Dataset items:
** begin **
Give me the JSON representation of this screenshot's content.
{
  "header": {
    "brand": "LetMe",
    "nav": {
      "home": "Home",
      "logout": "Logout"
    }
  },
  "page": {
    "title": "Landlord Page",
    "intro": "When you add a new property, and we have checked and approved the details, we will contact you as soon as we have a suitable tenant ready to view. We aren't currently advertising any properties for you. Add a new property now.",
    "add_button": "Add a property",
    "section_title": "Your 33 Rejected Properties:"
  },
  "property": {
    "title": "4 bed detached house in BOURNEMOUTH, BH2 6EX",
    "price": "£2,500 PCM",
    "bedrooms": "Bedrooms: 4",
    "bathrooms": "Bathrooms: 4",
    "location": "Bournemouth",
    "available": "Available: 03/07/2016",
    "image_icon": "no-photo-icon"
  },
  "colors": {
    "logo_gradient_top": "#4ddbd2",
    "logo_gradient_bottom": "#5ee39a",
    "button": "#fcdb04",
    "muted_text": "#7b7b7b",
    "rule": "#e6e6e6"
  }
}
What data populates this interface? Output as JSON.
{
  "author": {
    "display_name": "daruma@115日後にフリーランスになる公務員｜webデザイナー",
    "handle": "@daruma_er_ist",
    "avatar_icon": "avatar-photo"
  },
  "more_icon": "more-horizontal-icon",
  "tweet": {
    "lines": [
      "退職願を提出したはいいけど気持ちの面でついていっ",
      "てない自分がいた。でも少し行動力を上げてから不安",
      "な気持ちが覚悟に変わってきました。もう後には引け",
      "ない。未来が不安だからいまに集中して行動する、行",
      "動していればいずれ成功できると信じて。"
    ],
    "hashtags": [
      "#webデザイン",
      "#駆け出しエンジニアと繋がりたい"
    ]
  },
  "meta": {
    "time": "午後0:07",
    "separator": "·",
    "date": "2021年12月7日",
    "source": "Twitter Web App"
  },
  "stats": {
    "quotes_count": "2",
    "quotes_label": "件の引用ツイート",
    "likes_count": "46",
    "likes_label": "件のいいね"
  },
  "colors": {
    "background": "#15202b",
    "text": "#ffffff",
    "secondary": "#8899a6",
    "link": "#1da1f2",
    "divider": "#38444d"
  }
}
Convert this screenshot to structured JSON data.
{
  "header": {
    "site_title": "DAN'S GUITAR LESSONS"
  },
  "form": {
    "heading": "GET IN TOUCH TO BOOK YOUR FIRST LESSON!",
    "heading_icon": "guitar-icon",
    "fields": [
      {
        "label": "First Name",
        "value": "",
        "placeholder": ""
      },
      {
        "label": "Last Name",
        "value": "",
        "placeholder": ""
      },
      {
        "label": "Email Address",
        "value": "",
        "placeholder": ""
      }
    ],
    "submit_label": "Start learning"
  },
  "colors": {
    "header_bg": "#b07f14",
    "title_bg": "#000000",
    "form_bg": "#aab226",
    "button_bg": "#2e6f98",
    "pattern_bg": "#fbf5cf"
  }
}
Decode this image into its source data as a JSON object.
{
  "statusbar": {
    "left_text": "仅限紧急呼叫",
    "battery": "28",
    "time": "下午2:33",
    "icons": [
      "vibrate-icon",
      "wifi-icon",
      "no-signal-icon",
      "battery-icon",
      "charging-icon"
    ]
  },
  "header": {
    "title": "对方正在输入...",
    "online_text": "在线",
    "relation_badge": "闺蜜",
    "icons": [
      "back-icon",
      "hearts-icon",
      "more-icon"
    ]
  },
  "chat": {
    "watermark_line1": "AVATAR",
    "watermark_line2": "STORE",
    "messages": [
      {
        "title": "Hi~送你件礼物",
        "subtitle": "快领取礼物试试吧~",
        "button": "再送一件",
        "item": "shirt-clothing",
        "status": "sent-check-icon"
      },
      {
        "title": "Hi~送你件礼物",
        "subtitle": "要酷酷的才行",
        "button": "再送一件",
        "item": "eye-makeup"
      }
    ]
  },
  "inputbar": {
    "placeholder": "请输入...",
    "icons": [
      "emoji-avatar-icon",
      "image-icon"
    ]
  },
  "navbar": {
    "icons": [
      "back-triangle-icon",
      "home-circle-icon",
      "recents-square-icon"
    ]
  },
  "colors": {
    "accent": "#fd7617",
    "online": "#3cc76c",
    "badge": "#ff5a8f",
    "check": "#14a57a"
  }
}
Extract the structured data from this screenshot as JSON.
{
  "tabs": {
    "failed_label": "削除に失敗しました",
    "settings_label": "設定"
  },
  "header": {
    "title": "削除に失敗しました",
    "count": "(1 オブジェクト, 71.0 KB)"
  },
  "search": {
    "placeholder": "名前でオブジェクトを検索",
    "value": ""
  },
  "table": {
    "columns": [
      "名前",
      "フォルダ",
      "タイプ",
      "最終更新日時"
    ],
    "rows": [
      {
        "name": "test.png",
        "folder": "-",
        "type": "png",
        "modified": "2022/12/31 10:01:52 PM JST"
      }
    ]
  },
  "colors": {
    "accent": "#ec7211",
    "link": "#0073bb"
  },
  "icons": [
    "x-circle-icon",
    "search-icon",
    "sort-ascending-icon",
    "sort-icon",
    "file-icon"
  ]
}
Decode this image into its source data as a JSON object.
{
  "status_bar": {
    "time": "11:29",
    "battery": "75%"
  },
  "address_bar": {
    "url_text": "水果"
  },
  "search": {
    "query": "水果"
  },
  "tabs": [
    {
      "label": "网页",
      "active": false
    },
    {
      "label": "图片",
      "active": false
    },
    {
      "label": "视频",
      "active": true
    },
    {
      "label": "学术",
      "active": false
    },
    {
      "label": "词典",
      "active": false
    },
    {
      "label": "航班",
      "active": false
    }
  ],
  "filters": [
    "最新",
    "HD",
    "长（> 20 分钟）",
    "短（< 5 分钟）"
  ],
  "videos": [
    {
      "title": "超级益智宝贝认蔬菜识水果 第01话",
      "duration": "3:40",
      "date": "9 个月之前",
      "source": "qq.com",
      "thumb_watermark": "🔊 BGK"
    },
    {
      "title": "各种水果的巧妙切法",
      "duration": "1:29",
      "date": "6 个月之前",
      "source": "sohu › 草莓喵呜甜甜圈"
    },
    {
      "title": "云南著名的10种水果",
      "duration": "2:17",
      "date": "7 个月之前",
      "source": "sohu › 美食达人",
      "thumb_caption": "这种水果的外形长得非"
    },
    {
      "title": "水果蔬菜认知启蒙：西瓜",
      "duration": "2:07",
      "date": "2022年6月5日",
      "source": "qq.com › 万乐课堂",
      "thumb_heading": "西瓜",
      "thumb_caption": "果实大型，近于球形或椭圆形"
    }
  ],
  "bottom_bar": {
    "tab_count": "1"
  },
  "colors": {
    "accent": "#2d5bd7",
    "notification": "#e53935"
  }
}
** end **
THE EXERCISE: Working from the listing above, pick out every line that has "screenshot" and copy it.

RESULT OF THIS EXERCISE:
Give me the JSON representation of this screenshot's content.
Convert this screenshot to structured JSON data.
Extract the structured data from this screenshot as JSON.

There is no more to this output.